[Goal] Return exactly the lines from the one containing "Extract the chart's" through the last line of the records below, both included, and leave out any pictures.

[Dataset rows]
>>>

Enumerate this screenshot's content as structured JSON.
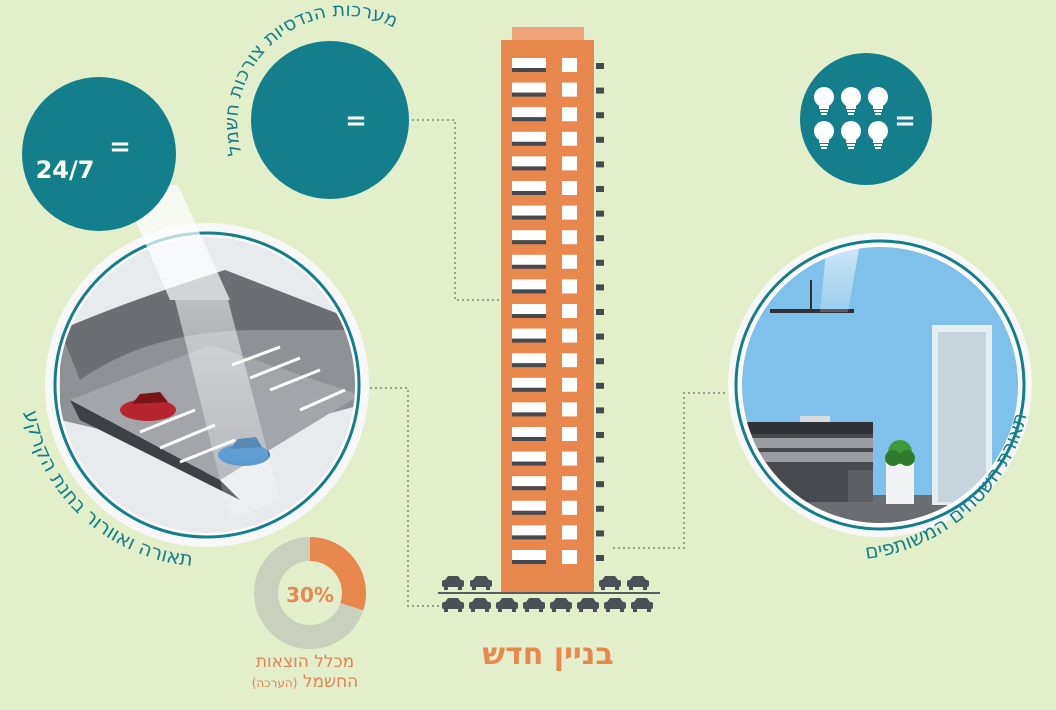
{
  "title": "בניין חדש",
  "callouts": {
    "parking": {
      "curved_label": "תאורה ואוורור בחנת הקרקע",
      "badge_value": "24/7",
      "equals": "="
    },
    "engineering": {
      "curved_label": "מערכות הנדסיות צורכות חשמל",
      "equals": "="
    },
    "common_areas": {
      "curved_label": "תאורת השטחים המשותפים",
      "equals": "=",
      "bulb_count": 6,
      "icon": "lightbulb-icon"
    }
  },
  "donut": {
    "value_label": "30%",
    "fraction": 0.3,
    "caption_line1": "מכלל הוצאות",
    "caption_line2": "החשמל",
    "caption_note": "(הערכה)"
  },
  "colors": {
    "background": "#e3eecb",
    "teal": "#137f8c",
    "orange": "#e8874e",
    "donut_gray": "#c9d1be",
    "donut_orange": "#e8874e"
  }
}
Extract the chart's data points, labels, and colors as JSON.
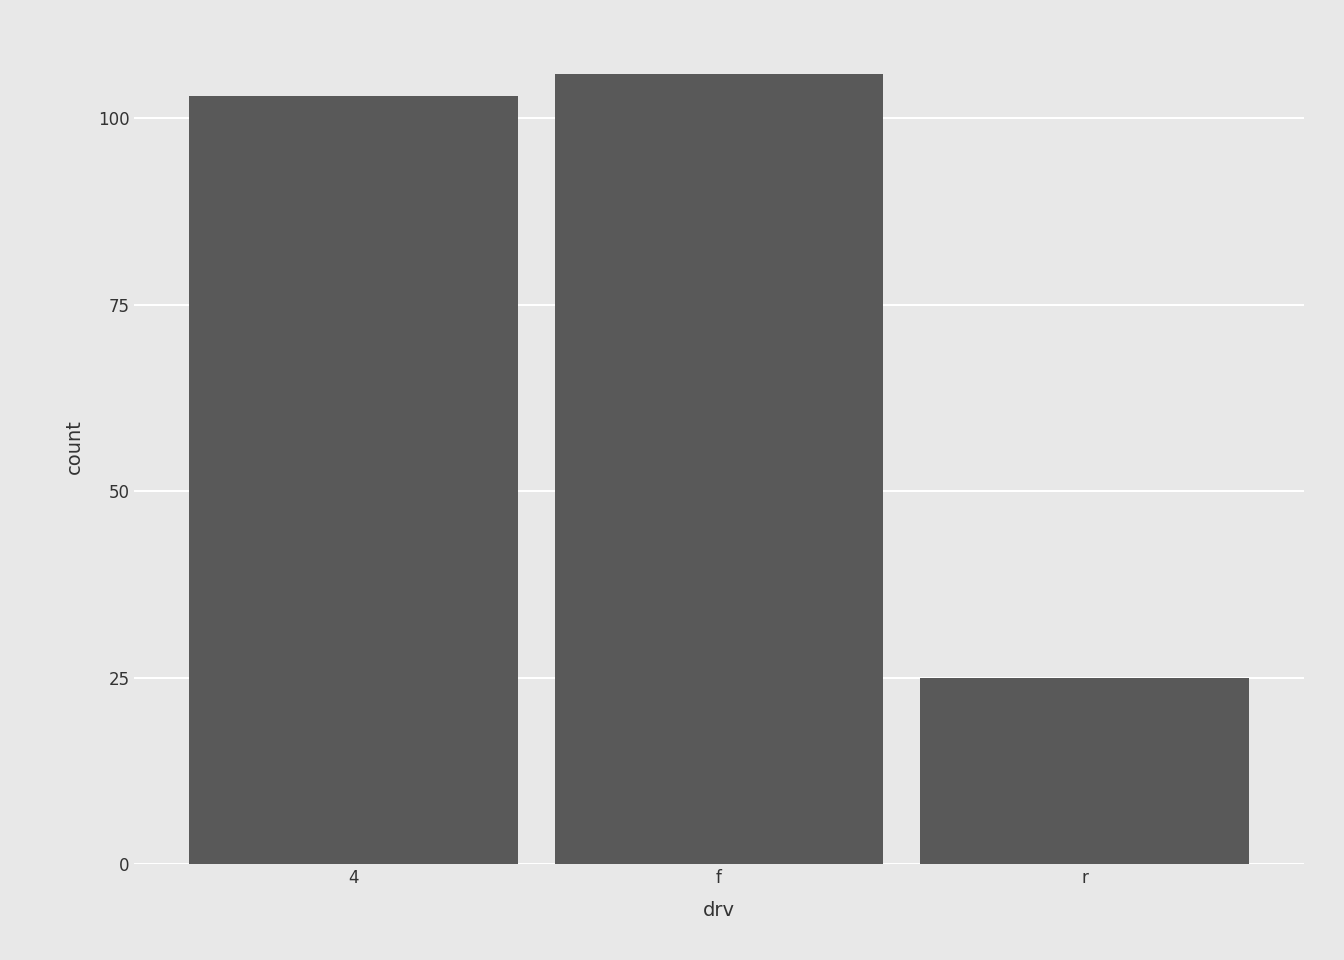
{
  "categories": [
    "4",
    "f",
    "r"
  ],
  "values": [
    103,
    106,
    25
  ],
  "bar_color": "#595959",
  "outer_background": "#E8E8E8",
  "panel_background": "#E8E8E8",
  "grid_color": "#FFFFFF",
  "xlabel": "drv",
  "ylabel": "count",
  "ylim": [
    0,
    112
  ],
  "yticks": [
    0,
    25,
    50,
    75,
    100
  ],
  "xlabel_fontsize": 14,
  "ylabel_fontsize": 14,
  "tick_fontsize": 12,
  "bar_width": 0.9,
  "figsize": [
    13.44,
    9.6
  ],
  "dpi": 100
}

<<<

[Solution for this problem]
Extract the chart's data points, labels, and colors as JSON.
{
  "categories": [
    "4",
    "f",
    "r"
  ],
  "values": [
    103,
    106,
    25
  ],
  "bar_color": "#595959",
  "outer_background": "#E8E8E8",
  "panel_background": "#E8E8E8",
  "grid_color": "#FFFFFF",
  "xlabel": "drv",
  "ylabel": "count",
  "ylim": [
    0,
    112
  ],
  "yticks": [
    0,
    25,
    50,
    75,
    100
  ],
  "xlabel_fontsize": 14,
  "ylabel_fontsize": 14,
  "tick_fontsize": 12,
  "bar_width": 0.9,
  "figsize": [
    13.44,
    9.6
  ],
  "dpi": 100
}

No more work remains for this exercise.